• What is being asked: With the images removed, repeat the data below exactly.

(Entries taken from a collection)
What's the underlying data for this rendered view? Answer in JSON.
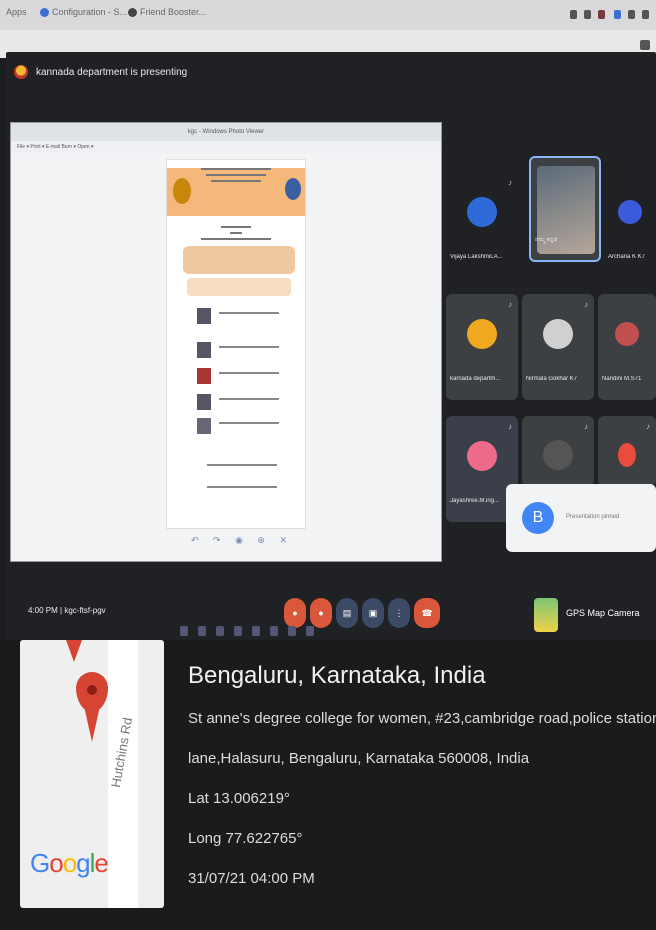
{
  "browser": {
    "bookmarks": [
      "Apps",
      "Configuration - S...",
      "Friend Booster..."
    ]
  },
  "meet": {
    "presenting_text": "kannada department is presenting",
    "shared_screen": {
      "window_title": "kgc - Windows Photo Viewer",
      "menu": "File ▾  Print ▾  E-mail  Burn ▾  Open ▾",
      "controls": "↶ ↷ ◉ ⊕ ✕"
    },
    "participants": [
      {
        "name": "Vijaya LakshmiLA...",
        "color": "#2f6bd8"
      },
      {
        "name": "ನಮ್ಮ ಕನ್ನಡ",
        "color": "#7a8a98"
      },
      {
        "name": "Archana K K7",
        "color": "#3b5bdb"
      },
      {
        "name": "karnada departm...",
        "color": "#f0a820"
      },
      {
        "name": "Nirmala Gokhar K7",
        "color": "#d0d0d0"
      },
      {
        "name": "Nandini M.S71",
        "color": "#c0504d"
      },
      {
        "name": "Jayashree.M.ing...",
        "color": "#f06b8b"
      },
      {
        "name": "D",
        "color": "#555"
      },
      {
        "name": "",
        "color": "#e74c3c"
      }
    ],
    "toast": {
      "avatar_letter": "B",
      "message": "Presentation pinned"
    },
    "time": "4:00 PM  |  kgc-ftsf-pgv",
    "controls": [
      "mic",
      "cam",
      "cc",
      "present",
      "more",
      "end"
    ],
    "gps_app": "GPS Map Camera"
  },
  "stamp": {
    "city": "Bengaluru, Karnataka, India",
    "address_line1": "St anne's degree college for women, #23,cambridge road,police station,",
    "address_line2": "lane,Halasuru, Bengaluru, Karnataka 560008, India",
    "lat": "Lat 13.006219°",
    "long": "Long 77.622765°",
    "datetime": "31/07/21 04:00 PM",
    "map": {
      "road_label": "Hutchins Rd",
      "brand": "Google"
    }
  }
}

• Solution:
What's the underlying data for this rendered view? Answer in JSON.
{
  "browser": {
    "bookmarks": [
      "Apps",
      "Configuration - S...",
      "Friend Booster..."
    ]
  },
  "meet": {
    "presenting_text": "kannada department is presenting",
    "shared_screen": {
      "window_title": "kgc - Windows Photo Viewer",
      "menu": "File ▾  Print ▾  E-mail  Burn ▾  Open ▾",
      "controls": "↶ ↷ ◉ ⊕ ✕"
    },
    "participants": [
      {
        "name": "Vijaya LakshmiLA...",
        "color": "#2f6bd8"
      },
      {
        "name": "ನಮ್ಮ ಕನ್ನಡ",
        "color": "#7a8a98"
      },
      {
        "name": "Archana K K7",
        "color": "#3b5bdb"
      },
      {
        "name": "karnada departm...",
        "color": "#f0a820"
      },
      {
        "name": "Nirmala Gokhar K7",
        "color": "#d0d0d0"
      },
      {
        "name": "Nandini M.S71",
        "color": "#c0504d"
      },
      {
        "name": "Jayashree.M.ing...",
        "color": "#f06b8b"
      },
      {
        "name": "D",
        "color": "#555"
      },
      {
        "name": "",
        "color": "#e74c3c"
      }
    ],
    "toast": {
      "avatar_letter": "B",
      "message": "Presentation pinned"
    },
    "time": "4:00 PM  |  kgc-ftsf-pgv",
    "controls": [
      "mic",
      "cam",
      "cc",
      "present",
      "more",
      "end"
    ],
    "gps_app": "GPS Map Camera"
  },
  "stamp": {
    "city": "Bengaluru, Karnataka, India",
    "address_line1": "St anne's degree college for women, #23,cambridge road,police station,",
    "address_line2": "lane,Halasuru, Bengaluru, Karnataka 560008, India",
    "lat": "Lat 13.006219°",
    "long": "Long 77.622765°",
    "datetime": "31/07/21 04:00 PM",
    "map": {
      "road_label": "Hutchins Rd",
      "brand": "Google"
    }
  }
}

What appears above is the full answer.